#### Problem to solve:
Give the listing again in full, exactly as written.

* * *

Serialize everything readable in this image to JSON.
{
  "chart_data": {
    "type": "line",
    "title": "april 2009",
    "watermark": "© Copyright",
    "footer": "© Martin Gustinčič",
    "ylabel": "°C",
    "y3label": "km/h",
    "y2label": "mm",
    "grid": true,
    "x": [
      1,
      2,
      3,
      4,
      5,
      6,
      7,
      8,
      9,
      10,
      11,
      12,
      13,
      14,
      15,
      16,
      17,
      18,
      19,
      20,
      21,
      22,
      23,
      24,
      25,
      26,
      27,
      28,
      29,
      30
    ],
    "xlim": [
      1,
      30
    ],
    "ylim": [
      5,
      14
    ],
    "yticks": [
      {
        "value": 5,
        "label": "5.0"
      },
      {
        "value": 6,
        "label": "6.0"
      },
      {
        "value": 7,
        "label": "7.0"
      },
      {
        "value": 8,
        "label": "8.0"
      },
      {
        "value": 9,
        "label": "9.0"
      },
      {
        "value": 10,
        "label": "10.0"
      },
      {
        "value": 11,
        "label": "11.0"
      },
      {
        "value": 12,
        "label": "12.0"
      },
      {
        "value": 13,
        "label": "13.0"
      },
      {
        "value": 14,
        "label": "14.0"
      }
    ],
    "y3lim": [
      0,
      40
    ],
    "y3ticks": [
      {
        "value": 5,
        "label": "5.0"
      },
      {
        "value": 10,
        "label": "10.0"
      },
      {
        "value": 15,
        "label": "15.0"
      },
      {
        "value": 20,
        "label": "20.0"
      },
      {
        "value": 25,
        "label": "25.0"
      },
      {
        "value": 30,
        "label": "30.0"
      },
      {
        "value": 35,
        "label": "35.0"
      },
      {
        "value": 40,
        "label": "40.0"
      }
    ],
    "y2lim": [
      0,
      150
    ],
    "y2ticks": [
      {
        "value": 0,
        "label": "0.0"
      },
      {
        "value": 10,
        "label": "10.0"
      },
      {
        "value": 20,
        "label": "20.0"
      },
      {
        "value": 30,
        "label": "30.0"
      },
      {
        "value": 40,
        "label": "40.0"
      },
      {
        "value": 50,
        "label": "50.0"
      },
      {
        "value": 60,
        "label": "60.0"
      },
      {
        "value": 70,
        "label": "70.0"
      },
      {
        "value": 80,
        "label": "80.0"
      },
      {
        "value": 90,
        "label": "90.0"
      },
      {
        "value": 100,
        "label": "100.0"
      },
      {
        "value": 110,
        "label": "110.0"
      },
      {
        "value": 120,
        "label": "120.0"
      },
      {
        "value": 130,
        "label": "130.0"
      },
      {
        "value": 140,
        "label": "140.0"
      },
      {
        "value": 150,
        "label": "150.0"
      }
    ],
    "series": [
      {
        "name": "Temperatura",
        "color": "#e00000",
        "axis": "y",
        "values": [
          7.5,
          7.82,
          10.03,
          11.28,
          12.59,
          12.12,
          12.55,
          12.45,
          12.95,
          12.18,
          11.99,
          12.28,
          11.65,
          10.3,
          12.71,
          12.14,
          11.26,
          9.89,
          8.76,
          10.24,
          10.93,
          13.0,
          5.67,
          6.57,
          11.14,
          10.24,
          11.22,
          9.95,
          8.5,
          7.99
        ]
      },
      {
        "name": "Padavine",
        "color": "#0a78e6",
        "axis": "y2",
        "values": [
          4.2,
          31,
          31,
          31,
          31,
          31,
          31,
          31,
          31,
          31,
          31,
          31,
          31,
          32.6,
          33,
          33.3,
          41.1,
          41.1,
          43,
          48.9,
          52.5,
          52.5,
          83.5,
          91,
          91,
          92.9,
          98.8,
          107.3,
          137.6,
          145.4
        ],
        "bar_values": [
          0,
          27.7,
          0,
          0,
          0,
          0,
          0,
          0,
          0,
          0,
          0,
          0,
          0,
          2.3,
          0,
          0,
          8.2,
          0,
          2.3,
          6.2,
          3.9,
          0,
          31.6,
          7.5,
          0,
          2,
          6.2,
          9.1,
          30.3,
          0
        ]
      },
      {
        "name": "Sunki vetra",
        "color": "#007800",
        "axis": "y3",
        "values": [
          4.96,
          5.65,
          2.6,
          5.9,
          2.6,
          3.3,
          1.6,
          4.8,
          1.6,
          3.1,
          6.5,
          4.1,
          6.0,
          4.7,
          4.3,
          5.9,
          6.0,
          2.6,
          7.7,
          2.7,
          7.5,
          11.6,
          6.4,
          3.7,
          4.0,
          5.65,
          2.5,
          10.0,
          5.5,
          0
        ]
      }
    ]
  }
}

* * *

#### Solution to the exercise:
Serialize everything readable in this image to JSON.
{
  "chart_data": {
    "type": "line",
    "title": "april 2009",
    "watermark": "© Copyright",
    "footer": "© Martin Gustinčič",
    "ylabel": "°C",
    "y3label": "km/h",
    "y2label": "mm",
    "grid": true,
    "x": [
      1,
      2,
      3,
      4,
      5,
      6,
      7,
      8,
      9,
      10,
      11,
      12,
      13,
      14,
      15,
      16,
      17,
      18,
      19,
      20,
      21,
      22,
      23,
      24,
      25,
      26,
      27,
      28,
      29,
      30
    ],
    "xlim": [
      1,
      30
    ],
    "ylim": [
      5,
      14
    ],
    "yticks": [
      {
        "value": 5,
        "label": "5.0"
      },
      {
        "value": 6,
        "label": "6.0"
      },
      {
        "value": 7,
        "label": "7.0"
      },
      {
        "value": 8,
        "label": "8.0"
      },
      {
        "value": 9,
        "label": "9.0"
      },
      {
        "value": 10,
        "label": "10.0"
      },
      {
        "value": 11,
        "label": "11.0"
      },
      {
        "value": 12,
        "label": "12.0"
      },
      {
        "value": 13,
        "label": "13.0"
      },
      {
        "value": 14,
        "label": "14.0"
      }
    ],
    "y3lim": [
      0,
      40
    ],
    "y3ticks": [
      {
        "value": 5,
        "label": "5.0"
      },
      {
        "value": 10,
        "label": "10.0"
      },
      {
        "value": 15,
        "label": "15.0"
      },
      {
        "value": 20,
        "label": "20.0"
      },
      {
        "value": 25,
        "label": "25.0"
      },
      {
        "value": 30,
        "label": "30.0"
      },
      {
        "value": 35,
        "label": "35.0"
      },
      {
        "value": 40,
        "label": "40.0"
      }
    ],
    "y2lim": [
      0,
      150
    ],
    "y2ticks": [
      {
        "value": 0,
        "label": "0.0"
      },
      {
        "value": 10,
        "label": "10.0"
      },
      {
        "value": 20,
        "label": "20.0"
      },
      {
        "value": 30,
        "label": "30.0"
      },
      {
        "value": 40,
        "label": "40.0"
      },
      {
        "value": 50,
        "label": "50.0"
      },
      {
        "value": 60,
        "label": "60.0"
      },
      {
        "value": 70,
        "label": "70.0"
      },
      {
        "value": 80,
        "label": "80.0"
      },
      {
        "value": 90,
        "label": "90.0"
      },
      {
        "value": 100,
        "label": "100.0"
      },
      {
        "value": 110,
        "label": "110.0"
      },
      {
        "value": 120,
        "label": "120.0"
      },
      {
        "value": 130,
        "label": "130.0"
      },
      {
        "value": 140,
        "label": "140.0"
      },
      {
        "value": 150,
        "label": "150.0"
      }
    ],
    "series": [
      {
        "name": "Temperatura",
        "color": "#e00000",
        "axis": "y",
        "values": [
          7.5,
          7.82,
          10.03,
          11.28,
          12.59,
          12.12,
          12.55,
          12.45,
          12.95,
          12.18,
          11.99,
          12.28,
          11.65,
          10.3,
          12.71,
          12.14,
          11.26,
          9.89,
          8.76,
          10.24,
          10.93,
          13.0,
          5.67,
          6.57,
          11.14,
          10.24,
          11.22,
          9.95,
          8.5,
          7.99
        ]
      },
      {
        "name": "Padavine",
        "color": "#0a78e6",
        "axis": "y2",
        "values": [
          4.2,
          31,
          31,
          31,
          31,
          31,
          31,
          31,
          31,
          31,
          31,
          31,
          31,
          32.6,
          33,
          33.3,
          41.1,
          41.1,
          43,
          48.9,
          52.5,
          52.5,
          83.5,
          91,
          91,
          92.9,
          98.8,
          107.3,
          137.6,
          145.4
        ],
        "bar_values": [
          0,
          27.7,
          0,
          0,
          0,
          0,
          0,
          0,
          0,
          0,
          0,
          0,
          0,
          2.3,
          0,
          0,
          8.2,
          0,
          2.3,
          6.2,
          3.9,
          0,
          31.6,
          7.5,
          0,
          2,
          6.2,
          9.1,
          30.3,
          0
        ]
      },
      {
        "name": "Sunki vetra",
        "color": "#007800",
        "axis": "y3",
        "values": [
          4.96,
          5.65,
          2.6,
          5.9,
          2.6,
          3.3,
          1.6,
          4.8,
          1.6,
          3.1,
          6.5,
          4.1,
          6.0,
          4.7,
          4.3,
          5.9,
          6.0,
          2.6,
          7.7,
          2.7,
          7.5,
          11.6,
          6.4,
          3.7,
          4.0,
          5.65,
          2.5,
          10.0,
          5.5,
          0
        ]
      }
    ]
  }
}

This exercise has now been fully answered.